**Your task:**
In the listing below, locate the lines bearing the word "title". Copy every one of them.

**Entries from a visual dataset:**
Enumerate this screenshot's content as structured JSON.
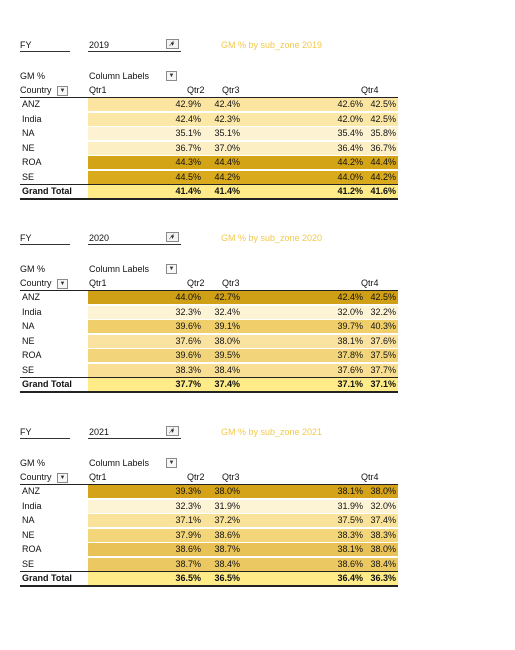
{
  "pivots": [
    {
      "fy_label": "FY",
      "fy_value": "2019",
      "title": "GM % by sub_zone 2019",
      "metric_label": "GM %",
      "column_labels": "Column Labels",
      "country_label": "Country",
      "quarters": [
        "Qtr1",
        "Qtr2",
        "Qtr3",
        "Qtr4"
      ],
      "rows": [
        {
          "name": "ANZ",
          "vals": [
            "42.9%",
            "42.4%",
            "42.6%",
            "42.5%"
          ],
          "color": "#fbe5a0"
        },
        {
          "name": "India",
          "vals": [
            "42.4%",
            "42.3%",
            "42.0%",
            "42.5%"
          ],
          "color": "#fbe7a6"
        },
        {
          "name": "NA",
          "vals": [
            "35.1%",
            "35.1%",
            "35.4%",
            "35.8%"
          ],
          "color": "#fdf3d3"
        },
        {
          "name": "NE",
          "vals": [
            "36.7%",
            "37.0%",
            "36.4%",
            "36.7%"
          ],
          "color": "#fcefc4"
        },
        {
          "name": "ROA",
          "vals": [
            "44.3%",
            "44.4%",
            "44.2%",
            "44.4%"
          ],
          "color": "#d4a417"
        },
        {
          "name": "SE",
          "vals": [
            "44.5%",
            "44.2%",
            "44.0%",
            "44.2%"
          ],
          "color": "#d9aa1c"
        }
      ],
      "total": {
        "name": "Grand Total",
        "vals": [
          "41.4%",
          "41.4%",
          "41.2%",
          "41.6%"
        ],
        "color": "#ffec88"
      }
    },
    {
      "fy_label": "FY",
      "fy_value": "2020",
      "title": "GM % by sub_zone 2020",
      "metric_label": "GM %",
      "column_labels": "Column Labels",
      "country_label": "Country",
      "quarters": [
        "Qtr1",
        "Qtr2",
        "Qtr3",
        "Qtr4"
      ],
      "rows": [
        {
          "name": "ANZ",
          "vals": [
            "44.0%",
            "42.7%",
            "42.4%",
            "42.5%"
          ],
          "color": "#cf9f16"
        },
        {
          "name": "India",
          "vals": [
            "32.3%",
            "32.4%",
            "32.0%",
            "32.2%"
          ],
          "color": "#fdf4d6"
        },
        {
          "name": "NA",
          "vals": [
            "39.6%",
            "39.1%",
            "39.7%",
            "40.3%"
          ],
          "color": "#f0cf6b"
        },
        {
          "name": "NE",
          "vals": [
            "37.6%",
            "38.0%",
            "38.1%",
            "37.6%"
          ],
          "color": "#fae3a0"
        },
        {
          "name": "ROA",
          "vals": [
            "39.6%",
            "39.5%",
            "37.8%",
            "37.5%"
          ],
          "color": "#f2d57b"
        },
        {
          "name": "SE",
          "vals": [
            "38.3%",
            "38.4%",
            "37.6%",
            "37.7%"
          ],
          "color": "#f8df93"
        }
      ],
      "total": {
        "name": "Grand Total",
        "vals": [
          "37.7%",
          "37.4%",
          "37.1%",
          "37.1%"
        ],
        "color": "#ffec88"
      }
    },
    {
      "fy_label": "FY",
      "fy_value": "2021",
      "title": "GM % by sub_zone 2021",
      "metric_label": "GM %",
      "column_labels": "Column Labels",
      "country_label": "Country",
      "quarters": [
        "Qtr1",
        "Qtr2",
        "Qtr3",
        "Qtr4"
      ],
      "rows": [
        {
          "name": "ANZ",
          "vals": [
            "39.3%",
            "38.0%",
            "38.1%",
            "38.0%"
          ],
          "color": "#d4a31a"
        },
        {
          "name": "India",
          "vals": [
            "32.3%",
            "31.9%",
            "31.9%",
            "32.0%"
          ],
          "color": "#fdf4d6"
        },
        {
          "name": "NA",
          "vals": [
            "37.1%",
            "37.2%",
            "37.5%",
            "37.4%"
          ],
          "color": "#f9e39b"
        },
        {
          "name": "NE",
          "vals": [
            "37.9%",
            "38.6%",
            "38.3%",
            "38.3%"
          ],
          "color": "#f3d57a"
        },
        {
          "name": "ROA",
          "vals": [
            "38.6%",
            "38.7%",
            "38.1%",
            "38.0%"
          ],
          "color": "#e9c257"
        },
        {
          "name": "SE",
          "vals": [
            "38.7%",
            "38.4%",
            "38.6%",
            "38.4%"
          ],
          "color": "#ecc862"
        }
      ],
      "total": {
        "name": "Grand Total",
        "vals": [
          "36.5%",
          "36.5%",
          "36.4%",
          "36.3%"
        ],
        "color": "#ffec88"
      }
    }
  ]
}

**Correct output:**
      "title": "GM % by sub_zone 2019",
      "title": "GM % by sub_zone 2020",
      "title": "GM % by sub_zone 2021",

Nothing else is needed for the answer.